THE REQUEST — Every line below is to be quoted exactly, with nothing added or dropped.

DATA SUPPLIED —
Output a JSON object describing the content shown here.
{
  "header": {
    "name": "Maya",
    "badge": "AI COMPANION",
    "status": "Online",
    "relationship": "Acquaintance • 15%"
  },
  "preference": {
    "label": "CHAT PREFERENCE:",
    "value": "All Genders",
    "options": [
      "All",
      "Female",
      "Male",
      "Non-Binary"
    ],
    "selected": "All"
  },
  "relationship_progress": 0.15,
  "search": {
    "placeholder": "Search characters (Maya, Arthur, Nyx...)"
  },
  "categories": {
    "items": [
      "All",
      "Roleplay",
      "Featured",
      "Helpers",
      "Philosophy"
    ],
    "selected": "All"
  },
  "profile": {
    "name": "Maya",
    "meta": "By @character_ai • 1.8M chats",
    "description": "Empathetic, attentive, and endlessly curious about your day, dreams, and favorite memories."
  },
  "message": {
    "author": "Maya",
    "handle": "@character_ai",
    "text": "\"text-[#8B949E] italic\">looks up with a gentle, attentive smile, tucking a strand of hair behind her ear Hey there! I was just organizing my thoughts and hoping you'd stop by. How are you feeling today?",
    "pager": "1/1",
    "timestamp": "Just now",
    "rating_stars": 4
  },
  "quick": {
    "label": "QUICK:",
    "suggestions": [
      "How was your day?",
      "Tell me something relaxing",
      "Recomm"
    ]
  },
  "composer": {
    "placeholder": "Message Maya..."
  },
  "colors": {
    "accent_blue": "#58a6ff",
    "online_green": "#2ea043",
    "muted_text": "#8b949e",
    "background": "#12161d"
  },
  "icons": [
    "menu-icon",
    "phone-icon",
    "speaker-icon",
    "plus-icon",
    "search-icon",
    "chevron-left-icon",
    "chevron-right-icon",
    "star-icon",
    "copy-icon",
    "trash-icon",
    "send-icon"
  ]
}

RESPONSE TO THIS TASK —
Output a JSON object describing the content shown here.
{
  "header": {
    "name": "Maya",
    "badge": "AI COMPANION",
    "status": "Online",
    "relationship": "Acquaintance • 15%"
  },
  "preference": {
    "label": "CHAT PREFERENCE:",
    "value": "All Genders",
    "options": [
      "All",
      "Female",
      "Male",
      "Non-Binary"
    ],
    "selected": "All"
  },
  "relationship_progress": 0.15,
  "search": {
    "placeholder": "Search characters (Maya, Arthur, Nyx...)"
  },
  "categories": {
    "items": [
      "All",
      "Roleplay",
      "Featured",
      "Helpers",
      "Philosophy"
    ],
    "selected": "All"
  },
  "profile": {
    "name": "Maya",
    "meta": "By @character_ai • 1.8M chats",
    "description": "Empathetic, attentive, and endlessly curious about your day, dreams, and favorite memories."
  },
  "message": {
    "author": "Maya",
    "handle": "@character_ai",
    "text": "\"text-[#8B949E] italic\">looks up with a gentle, attentive smile, tucking a strand of hair behind her ear Hey there! I was just organizing my thoughts and hoping you'd stop by. How are you feeling today?",
    "pager": "1/1",
    "timestamp": "Just now",
    "rating_stars": 4
  },
  "quick": {
    "label": "QUICK:",
    "suggestions": [
      "How was your day?",
      "Tell me something relaxing",
      "Recomm"
    ]
  },
  "composer": {
    "placeholder": "Message Maya..."
  },
  "colors": {
    "accent_blue": "#58a6ff",
    "online_green": "#2ea043",
    "muted_text": "#8b949e",
    "background": "#12161d"
  },
  "icons": [
    "menu-icon",
    "phone-icon",
    "speaker-icon",
    "plus-icon",
    "search-icon",
    "chevron-left-icon",
    "chevron-right-icon",
    "star-icon",
    "copy-icon",
    "trash-icon",
    "send-icon"
  ]
}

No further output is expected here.